Texte du document:
Dossier - Réforme pénale
La rupture avec la logique du « tout carcéral » n'a pas eu lieu. La lutte pour une politique pénale axée sur la prévention, la réinsertion et la justice sociale mérite de se poursuivre.
Les faits. Le Sénat examinera à partir du 24 juin le projet de réforme pénale adopté en première lecture
à l'Assemblée le 10 juin.
Le contexte. L'objectif est de lutter contre la récidive en proposant une alternative à l'incarcération et une prise en compte de la situation de chaque délinquant.
Les enjeux. La rupture avec la logique du « tout carcéral » n'a pas eu lieu. La lutte pour une politique pénale axée sur la prévention, la réinsertion et la justice sociale mérite de se poursuivre.
Le 10 juin dernier, les députés ont adopté en première lecture le projet de réforme pénale de la garde des Sceaux, Christiane Taubira, dont les deux mesures phares sont l'abrogation des « peines plancher » et la création d'une nouvelle peine sans emprisonnement, la « contrainte pénale ». Le projet de loi sera examiné au Sénat à partir du 24 juin.
Le projet, initialement ambitieux, s'est d'abord appelé « Prévention de la récidive et individualisation de la peine » mais, après son passage le 27 mai devant la Commission des lois, il s'est mué en projet de loi « tendant à renforcer l'efficacité des sanctions pénales ». Il s'agit manifestement de prévenir l'accusation de laxisme formulée par une opposition adepte du « tout carcéral ». Le texte ainsi durci est pour le moment insuffisant, voire inquiétant sur certains aspects.
1. Le projet de loi
L'argumentation du projet de loi se veut réaliste. Plus de 90 % des faits relevant du Code pénal sont des délits, et non des crimes. Ils peuvent être punis jusqu'à dix ans d'incarcération. La petite et moyenne délinquance a fait l'objet de peines de plus en plus lourdes depuis la présidence de Nicolas Sarkozy, suivies de « sorties sèches », c'est-à-dire sans accompagnement ni dispositif de réinsertion. Or, le fait est désormais établi : la généralisation de peines d'incarcération pour des délits mineurs, de surcroît suivies de sorties sèches est le principal facteur de récidive. Environ 60 % des détenus sont de nouveau condamnés dans les cinq ans, et les plus récidivistes sont les plus petits délinquants : c'est bien la preuve que la prison ne saurait résoudre le problème.

Données affichées:
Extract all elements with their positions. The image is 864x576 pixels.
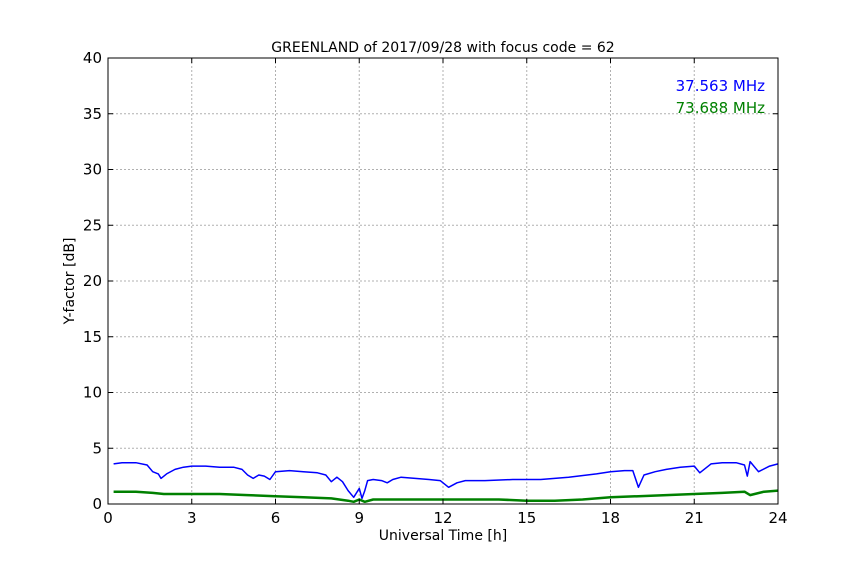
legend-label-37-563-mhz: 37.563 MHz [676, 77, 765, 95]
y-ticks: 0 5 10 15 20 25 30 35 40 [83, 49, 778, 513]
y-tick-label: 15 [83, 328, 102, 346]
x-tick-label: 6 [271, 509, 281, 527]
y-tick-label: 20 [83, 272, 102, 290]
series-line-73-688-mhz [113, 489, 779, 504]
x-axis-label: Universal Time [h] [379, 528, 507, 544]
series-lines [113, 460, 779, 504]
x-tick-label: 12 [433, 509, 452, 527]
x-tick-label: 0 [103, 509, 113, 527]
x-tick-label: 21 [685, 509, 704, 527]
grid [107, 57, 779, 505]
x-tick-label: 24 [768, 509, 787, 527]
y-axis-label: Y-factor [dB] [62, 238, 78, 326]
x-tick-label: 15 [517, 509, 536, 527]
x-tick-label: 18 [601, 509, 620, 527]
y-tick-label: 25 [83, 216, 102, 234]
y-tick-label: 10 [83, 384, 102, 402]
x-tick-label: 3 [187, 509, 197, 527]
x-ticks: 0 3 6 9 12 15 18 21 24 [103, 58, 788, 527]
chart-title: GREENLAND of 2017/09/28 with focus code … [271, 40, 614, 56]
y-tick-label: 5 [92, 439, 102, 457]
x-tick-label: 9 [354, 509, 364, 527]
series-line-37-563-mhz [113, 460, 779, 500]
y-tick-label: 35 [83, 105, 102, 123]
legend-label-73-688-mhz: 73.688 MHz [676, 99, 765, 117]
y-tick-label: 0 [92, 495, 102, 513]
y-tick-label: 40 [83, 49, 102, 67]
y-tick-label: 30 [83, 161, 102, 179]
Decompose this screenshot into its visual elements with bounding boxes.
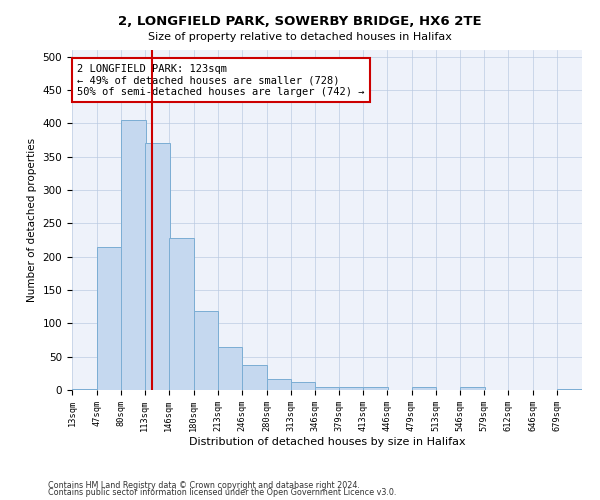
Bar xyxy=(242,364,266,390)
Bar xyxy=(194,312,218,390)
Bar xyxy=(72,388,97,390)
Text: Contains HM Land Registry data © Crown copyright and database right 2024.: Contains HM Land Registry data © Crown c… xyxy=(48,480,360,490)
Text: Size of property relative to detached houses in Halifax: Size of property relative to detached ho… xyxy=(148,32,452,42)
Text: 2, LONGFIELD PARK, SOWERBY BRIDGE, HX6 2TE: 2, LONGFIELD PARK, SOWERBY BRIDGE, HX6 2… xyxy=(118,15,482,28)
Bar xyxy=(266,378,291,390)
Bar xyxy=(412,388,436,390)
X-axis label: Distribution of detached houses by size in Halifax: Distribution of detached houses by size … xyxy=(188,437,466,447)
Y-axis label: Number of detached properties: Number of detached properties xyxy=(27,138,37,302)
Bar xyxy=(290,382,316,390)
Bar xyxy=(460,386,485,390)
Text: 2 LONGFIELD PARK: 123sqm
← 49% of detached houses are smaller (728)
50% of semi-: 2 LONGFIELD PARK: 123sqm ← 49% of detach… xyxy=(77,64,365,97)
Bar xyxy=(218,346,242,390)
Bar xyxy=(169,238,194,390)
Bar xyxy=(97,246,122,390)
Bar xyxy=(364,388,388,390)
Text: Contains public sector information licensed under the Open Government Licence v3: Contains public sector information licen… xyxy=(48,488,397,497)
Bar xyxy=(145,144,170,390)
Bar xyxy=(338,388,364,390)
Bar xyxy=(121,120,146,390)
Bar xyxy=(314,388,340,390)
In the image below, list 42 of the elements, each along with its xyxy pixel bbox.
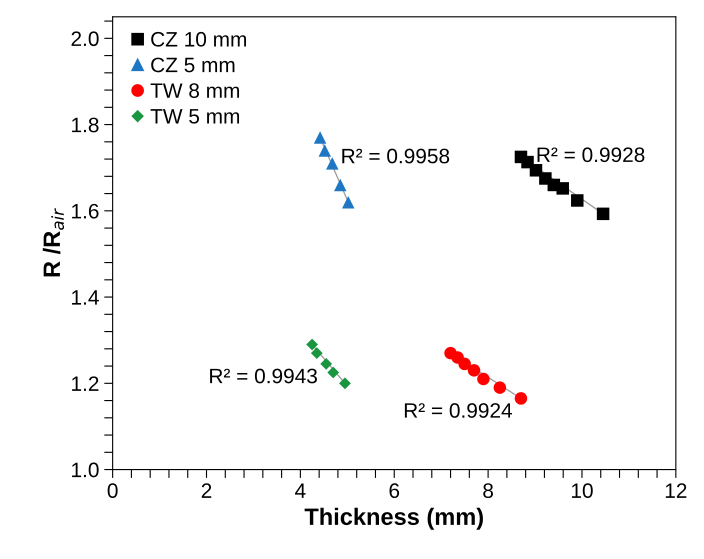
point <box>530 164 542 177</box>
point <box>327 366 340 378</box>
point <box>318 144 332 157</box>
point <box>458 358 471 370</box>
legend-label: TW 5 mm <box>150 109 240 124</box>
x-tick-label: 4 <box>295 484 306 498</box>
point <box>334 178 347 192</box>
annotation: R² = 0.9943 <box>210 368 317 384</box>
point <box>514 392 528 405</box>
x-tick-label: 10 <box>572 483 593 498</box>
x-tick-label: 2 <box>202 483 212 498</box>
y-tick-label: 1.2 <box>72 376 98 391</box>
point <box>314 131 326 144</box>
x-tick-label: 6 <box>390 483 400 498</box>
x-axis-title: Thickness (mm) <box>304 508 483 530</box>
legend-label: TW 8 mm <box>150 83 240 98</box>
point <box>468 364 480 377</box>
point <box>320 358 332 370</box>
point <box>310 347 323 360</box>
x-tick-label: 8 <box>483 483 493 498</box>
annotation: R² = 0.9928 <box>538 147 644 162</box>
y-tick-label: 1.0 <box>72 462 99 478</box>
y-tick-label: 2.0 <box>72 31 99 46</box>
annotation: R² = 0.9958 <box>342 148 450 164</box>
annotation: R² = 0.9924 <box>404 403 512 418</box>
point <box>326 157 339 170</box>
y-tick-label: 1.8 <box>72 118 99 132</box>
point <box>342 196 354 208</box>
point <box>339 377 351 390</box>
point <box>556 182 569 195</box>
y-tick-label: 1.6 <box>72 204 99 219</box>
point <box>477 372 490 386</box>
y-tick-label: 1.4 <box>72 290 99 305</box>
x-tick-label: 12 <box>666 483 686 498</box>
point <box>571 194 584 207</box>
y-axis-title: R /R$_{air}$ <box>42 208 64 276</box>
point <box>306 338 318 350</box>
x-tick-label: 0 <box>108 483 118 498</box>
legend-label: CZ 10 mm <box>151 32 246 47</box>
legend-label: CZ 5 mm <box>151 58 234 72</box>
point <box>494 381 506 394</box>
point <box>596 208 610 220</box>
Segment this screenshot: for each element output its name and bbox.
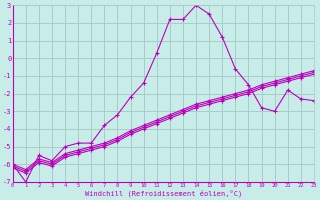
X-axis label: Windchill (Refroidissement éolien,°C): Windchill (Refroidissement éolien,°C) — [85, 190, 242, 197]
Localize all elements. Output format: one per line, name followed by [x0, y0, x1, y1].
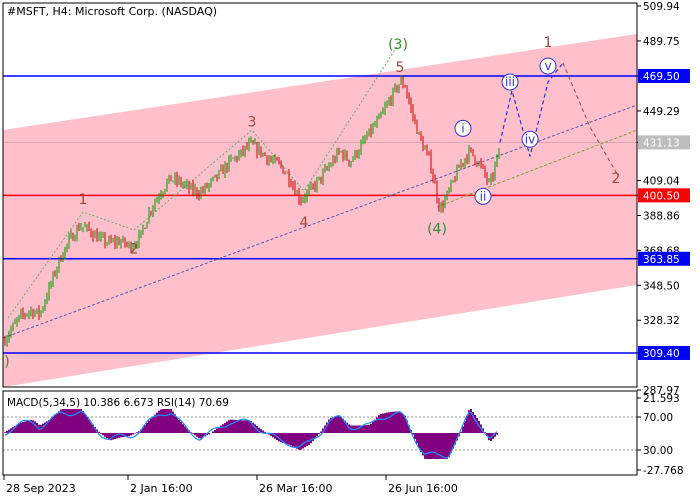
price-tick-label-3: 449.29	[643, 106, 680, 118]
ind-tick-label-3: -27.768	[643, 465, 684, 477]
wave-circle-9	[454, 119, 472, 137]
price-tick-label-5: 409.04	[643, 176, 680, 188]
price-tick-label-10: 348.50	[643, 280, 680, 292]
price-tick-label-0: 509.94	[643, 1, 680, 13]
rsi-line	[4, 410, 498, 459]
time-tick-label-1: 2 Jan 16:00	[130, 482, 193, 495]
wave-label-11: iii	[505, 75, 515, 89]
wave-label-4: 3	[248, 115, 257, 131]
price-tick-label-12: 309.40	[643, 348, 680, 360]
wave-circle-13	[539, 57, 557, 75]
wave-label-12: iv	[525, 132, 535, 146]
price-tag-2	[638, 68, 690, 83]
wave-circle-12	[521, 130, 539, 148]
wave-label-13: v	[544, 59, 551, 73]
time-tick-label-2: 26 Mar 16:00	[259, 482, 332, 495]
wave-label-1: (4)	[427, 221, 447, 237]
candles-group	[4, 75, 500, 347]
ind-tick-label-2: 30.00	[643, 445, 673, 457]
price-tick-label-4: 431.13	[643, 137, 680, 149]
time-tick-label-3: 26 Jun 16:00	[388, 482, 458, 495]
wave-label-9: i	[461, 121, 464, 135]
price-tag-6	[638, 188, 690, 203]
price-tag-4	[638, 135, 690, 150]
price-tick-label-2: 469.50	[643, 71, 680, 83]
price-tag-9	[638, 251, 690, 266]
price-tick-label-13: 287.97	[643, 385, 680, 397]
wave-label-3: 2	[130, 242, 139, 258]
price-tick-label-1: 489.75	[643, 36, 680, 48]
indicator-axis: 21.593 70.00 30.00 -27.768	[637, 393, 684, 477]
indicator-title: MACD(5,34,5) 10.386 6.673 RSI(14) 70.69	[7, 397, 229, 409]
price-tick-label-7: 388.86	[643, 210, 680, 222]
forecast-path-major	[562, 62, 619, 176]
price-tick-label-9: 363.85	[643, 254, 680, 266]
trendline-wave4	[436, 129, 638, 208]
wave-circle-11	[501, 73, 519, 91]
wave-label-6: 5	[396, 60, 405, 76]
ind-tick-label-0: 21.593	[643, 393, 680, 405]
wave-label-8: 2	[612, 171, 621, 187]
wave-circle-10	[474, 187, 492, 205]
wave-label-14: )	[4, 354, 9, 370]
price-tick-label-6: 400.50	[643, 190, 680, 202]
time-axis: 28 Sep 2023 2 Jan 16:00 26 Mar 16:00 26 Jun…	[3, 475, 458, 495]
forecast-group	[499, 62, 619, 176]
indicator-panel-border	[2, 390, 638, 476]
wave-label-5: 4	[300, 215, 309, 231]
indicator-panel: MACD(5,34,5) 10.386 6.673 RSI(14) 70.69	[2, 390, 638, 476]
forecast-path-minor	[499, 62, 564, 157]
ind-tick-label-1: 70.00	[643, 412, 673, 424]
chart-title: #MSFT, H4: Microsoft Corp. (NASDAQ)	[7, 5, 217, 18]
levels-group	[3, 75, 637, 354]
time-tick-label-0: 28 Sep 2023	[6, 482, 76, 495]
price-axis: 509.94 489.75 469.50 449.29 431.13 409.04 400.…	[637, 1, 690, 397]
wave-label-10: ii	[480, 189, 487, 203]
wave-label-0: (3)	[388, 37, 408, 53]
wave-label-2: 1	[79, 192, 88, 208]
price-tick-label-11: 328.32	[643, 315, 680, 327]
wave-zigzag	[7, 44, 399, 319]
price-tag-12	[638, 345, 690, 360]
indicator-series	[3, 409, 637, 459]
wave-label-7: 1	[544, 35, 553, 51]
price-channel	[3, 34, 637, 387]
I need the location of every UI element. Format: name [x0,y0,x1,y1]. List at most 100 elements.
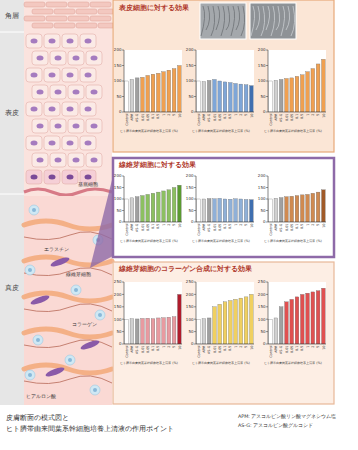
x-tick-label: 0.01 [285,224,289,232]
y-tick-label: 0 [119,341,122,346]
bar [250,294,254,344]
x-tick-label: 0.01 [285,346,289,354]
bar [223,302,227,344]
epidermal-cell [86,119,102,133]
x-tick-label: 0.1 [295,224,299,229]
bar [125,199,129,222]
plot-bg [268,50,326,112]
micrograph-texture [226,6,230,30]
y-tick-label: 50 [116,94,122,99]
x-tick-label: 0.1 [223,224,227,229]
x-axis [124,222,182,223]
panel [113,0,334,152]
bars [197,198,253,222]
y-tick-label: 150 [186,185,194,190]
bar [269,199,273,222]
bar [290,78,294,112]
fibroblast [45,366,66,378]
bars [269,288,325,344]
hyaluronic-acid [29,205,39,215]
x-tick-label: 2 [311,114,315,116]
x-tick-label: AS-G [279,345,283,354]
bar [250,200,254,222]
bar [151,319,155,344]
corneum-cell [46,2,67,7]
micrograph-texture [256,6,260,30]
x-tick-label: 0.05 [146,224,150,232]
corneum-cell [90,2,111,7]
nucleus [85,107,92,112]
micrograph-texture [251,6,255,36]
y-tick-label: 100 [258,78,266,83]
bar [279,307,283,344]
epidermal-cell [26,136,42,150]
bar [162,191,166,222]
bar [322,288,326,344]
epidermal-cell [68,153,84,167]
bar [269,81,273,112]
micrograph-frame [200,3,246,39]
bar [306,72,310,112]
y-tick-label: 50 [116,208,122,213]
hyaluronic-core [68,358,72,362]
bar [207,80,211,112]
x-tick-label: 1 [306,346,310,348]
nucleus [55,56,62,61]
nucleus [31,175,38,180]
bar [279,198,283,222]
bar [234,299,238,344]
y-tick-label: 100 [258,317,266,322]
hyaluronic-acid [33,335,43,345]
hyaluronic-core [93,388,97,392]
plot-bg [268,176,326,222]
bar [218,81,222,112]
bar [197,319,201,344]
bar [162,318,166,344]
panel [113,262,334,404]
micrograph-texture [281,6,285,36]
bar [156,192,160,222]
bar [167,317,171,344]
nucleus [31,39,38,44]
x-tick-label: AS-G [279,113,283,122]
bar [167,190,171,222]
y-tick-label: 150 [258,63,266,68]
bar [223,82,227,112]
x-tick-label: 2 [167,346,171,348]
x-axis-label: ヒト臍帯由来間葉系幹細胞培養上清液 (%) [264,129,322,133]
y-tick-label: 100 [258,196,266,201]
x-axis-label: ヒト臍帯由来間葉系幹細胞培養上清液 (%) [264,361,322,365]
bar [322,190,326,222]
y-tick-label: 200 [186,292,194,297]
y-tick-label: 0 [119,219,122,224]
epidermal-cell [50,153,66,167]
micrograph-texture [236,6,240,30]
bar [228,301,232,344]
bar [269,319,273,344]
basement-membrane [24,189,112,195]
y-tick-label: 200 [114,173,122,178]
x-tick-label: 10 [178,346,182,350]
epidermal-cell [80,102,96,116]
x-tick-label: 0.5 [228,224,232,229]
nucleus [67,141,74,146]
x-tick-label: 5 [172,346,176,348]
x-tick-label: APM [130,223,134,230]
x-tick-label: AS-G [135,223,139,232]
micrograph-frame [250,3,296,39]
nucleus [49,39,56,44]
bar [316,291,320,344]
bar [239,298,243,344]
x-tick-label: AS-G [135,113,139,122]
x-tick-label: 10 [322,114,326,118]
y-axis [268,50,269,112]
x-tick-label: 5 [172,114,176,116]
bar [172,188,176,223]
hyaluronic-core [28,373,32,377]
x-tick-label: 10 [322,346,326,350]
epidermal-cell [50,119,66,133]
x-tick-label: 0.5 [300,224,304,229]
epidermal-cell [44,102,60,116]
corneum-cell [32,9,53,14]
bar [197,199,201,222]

Travail demandé:
1. Relevez toutes les dates, sous la forme jour et mois, citées dans le dossier sur la réforme pénale, sans répéter celles qui reviennent.
2. Poursuivez le dossier sur la réforme pénale à la suite de sa dernière phrase.
Les données ne servent à rien pour ce travail.

Réponses aux consignes:
1. 24 juin, 10 juin, 27 mai

2.
Lutter contre la récidive
« Nous, nous affrontons les faits, et nous voulons que la peine soit efficace. Et pour qu'elle soit efficace, il faut qu'elle ait un sens pour la société, pour l'auteur des actes et pour la victime. » Le sens, explique Christiane Taubira dans sa présentation du projet à la Chancellerie, est à rechercher dans l'individualisation des peines, qui donne aux magistrats des outils pour prononcer les sanctions les plus justes, et donc au cas par cas. Cette volonté d'adapter les peines aux situations vise avant tout à faire sortir un maximum de personnes du « chemin de la délinquance ». Une vision a priori conforme au rapport de la conférence de consensus organisée par le ministère de la Justice en septembre 2012, qui recommande de concevoir la peine de prison « non plus comme une peine de référence, mais comme une peine parmi d'autres ».
L'individualisation des peines
Le projet de loi affirme que la peine doit être individualisée. Il supprime les peines applicables automatiquement, sans considération aucune du contexte du délit et de la situation du délinquant. Il va ainsi à l'encontre des « peines plancher », ou peines minimales pour les récidivistes, instituées par la loi Dati de 2007, qui consistent à punir systématiquement la récidive, en plus du délit.
La contrainte pénale
La contrainte pénale, dite aussi « peine de probation » est une nouvelle peine, une alternative à la prison et au sursis. Sous le contrôle du juge d'application des peines, elle consiste à respecter « en milieu ouvert » (c'est-à-dire hors de la prison) des obligations et interdictions durant six mois à cinq ans, afin de prévenir la récidive en favorisant la réinsertion. Elle s'appliquera à l'ensemble des délits à partir du 1er janvier 2017. D'ici là, et une fois la loi promulguée, elle pourra être prononcée en cas de délit pour lequel la peine encourue est de cinq ans de prison maximum.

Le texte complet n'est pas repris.